Objetivos
• 1. Según el fragmento sobre Tito, ¿en qué localidad croata nació Josif Brozovic?
• 2. Repite el pasaje del fragmento sobre Tito que se abre con las palabras que contienen "Josif Brozovic nació" y se cierra con "la posteridad: Tito.".

Fragmento de origen
-.-.-

40 años después de su muerte, su figura, de claroscuros y con una biografía no exenta, como todos los mitos, de pasajes conspirativos, levanta pocas pasiones en lo que fue la antigua Yugoslavia, pero sí una creciente nostalgia, que de momento no tiene traslación política, por unos tiempos pasados que destacan en contraste con una guerra devastadora que desguazó a sus pueblos y gentes y una postguerra que parece inacabada.

Josif Brozovic nació en 1892 en una familia campesina en la localidad croata de Kumrovec. Hijo de padre croata y de madre eslovena, sus biógrafos le presentan como el modelo de la Yugoslavia multiétnica, aquel país que fue «seis repúblicas, cinco naciones, cuatro idiomas, tres religiones, dos alfabetos y un solo» Estado federal (y un solo partido), y que se disolvió como azucarillo, pero en sangre, tras la muerte de su fundador.

Su biografía le presenta como buen estudiante, pero destinado a trabajar en el campo, como sus ancestros, o en algún trabajo artesanal. De los recuerdos de su infancia rescató precisamente el que fue su apodo de guerra y que dejó a la posteridad: Tito.

Llamado a filas por el Ejército del imperio austro-húngaro en la I Guerra Mundial, resulta gravemente herido en combate en marzo de 2015 y es capturado por el Ejército zarista.

La Revolución de Octubre de 1917 le alcanza en Omsk, Rusia. Josif Broz, imbuido ya desde su adolescencia en el ideal comunista, pide el alistamiento en el Ejército Rojo y luchará en la guerra civil rusa. que decidirá el destino de la URSS, y el suyo..

A su regreso se entregará de lleno a la causa en el recién declarado Reino Unido de los Serbios, Croatas y Eslovenos (1 de diciembre de 1918) y, tras trabajar en astilleros en Kraljevitsa, llegará a secretario del sindicato de metalúrgicos de Zagreb.

Detenido tras el éxito de los comunistas en las municipales, será condenado a cinco años de trabajos forzados por el rey serbio Alejandro, que morirá en 1934 en un atentado de los ultraderechistas de Croacia (ustachas) y de la Organización Revolucionaria de Macedonia.

-.-.-

Entradas del conjunto
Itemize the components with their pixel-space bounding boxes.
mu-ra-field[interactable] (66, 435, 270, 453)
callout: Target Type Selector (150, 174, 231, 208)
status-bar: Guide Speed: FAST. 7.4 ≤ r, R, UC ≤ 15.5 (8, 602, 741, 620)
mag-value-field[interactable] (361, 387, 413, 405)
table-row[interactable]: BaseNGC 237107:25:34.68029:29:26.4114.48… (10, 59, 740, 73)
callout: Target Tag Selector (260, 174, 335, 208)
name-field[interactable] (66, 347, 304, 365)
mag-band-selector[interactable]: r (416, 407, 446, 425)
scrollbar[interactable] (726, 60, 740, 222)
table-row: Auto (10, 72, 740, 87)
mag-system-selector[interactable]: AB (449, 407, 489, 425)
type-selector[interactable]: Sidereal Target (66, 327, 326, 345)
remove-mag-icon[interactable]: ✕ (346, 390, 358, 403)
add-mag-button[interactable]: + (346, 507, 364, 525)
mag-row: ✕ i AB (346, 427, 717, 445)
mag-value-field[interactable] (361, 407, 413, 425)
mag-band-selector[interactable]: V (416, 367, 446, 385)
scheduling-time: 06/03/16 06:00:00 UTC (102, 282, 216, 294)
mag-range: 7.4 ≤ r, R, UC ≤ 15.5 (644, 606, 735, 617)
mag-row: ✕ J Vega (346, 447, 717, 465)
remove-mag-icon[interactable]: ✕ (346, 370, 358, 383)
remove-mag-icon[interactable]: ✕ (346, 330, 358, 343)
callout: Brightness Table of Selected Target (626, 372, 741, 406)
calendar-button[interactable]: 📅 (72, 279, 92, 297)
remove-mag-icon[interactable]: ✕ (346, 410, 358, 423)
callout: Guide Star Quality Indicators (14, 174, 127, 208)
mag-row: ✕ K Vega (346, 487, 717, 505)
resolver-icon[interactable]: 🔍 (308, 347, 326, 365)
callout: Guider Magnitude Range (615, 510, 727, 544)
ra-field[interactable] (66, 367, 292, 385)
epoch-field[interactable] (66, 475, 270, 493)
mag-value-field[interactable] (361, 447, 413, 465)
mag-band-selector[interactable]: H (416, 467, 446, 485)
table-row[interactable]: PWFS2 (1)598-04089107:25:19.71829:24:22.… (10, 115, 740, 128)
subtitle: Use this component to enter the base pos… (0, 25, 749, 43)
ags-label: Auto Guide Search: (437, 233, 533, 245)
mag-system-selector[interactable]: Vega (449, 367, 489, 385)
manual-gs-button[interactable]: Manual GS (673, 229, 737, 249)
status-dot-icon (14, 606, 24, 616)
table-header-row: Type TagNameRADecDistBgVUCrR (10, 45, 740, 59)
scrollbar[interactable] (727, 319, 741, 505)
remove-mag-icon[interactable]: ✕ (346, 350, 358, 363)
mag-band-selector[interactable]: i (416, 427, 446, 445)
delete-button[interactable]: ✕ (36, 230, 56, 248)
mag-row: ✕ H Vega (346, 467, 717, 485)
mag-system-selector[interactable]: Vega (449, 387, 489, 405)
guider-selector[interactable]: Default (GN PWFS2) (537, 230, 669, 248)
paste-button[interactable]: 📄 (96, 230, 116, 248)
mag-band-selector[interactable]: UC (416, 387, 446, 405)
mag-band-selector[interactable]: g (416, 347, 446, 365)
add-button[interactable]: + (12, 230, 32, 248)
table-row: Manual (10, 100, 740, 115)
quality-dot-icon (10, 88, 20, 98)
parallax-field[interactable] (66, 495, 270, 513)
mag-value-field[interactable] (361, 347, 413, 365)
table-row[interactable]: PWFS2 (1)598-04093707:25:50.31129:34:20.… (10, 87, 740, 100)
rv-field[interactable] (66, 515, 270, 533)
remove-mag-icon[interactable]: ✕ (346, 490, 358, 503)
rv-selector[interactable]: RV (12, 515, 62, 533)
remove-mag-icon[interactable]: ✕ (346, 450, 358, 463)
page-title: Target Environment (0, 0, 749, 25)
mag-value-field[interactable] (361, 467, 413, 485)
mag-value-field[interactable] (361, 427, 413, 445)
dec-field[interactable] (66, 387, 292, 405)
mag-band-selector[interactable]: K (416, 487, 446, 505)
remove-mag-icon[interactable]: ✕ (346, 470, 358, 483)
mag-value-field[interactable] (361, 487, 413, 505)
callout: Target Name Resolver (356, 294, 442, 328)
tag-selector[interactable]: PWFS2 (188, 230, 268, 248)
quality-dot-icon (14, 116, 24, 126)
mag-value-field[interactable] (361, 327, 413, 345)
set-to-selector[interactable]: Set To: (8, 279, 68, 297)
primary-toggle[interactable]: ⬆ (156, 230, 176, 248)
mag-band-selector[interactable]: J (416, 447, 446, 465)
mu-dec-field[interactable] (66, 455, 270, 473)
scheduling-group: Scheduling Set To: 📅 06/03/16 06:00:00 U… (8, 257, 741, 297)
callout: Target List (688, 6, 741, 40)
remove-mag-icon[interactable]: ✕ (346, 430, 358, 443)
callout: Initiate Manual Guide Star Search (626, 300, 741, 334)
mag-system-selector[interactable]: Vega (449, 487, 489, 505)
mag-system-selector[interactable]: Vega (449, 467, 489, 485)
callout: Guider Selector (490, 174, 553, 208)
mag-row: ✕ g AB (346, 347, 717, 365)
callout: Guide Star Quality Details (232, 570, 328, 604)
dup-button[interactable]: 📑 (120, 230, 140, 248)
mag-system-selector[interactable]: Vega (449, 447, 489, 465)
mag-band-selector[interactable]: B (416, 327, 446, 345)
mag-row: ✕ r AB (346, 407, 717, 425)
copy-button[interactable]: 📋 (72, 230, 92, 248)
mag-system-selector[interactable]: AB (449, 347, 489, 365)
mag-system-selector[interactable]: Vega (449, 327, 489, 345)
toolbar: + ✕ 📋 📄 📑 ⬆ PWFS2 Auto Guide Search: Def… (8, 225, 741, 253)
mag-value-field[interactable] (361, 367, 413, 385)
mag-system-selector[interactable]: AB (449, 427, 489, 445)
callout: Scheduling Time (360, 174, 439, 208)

-.-.-

Lista de soluciones
• 1. Nació en Kumrovec.

• 2.
Josif Brozovic nació en 1892 en una familia campesina en la localidad croata de Kumrovec. Hijo de padre croata y de madre eslovena, sus biógrafos le presentan como el modelo de la Yugoslavia multiétnica, aquel país que fue «seis repúblicas, cinco naciones, cuatro idiomas, tres religiones, dos alfabetos y un solo» Estado federal (y un solo partido), y que se disolvió como azucarillo, pero en sangre, tras la muerte de su fundador.

Su biografía le presenta como buen estudiante, pero destinado a trabajar en el campo, como sus ancestros, o en algún trabajo artesanal. De los recuerdos de su infancia rescató precisamente el que fue su apodo de guerra y que dejó a la posteridad: Tito.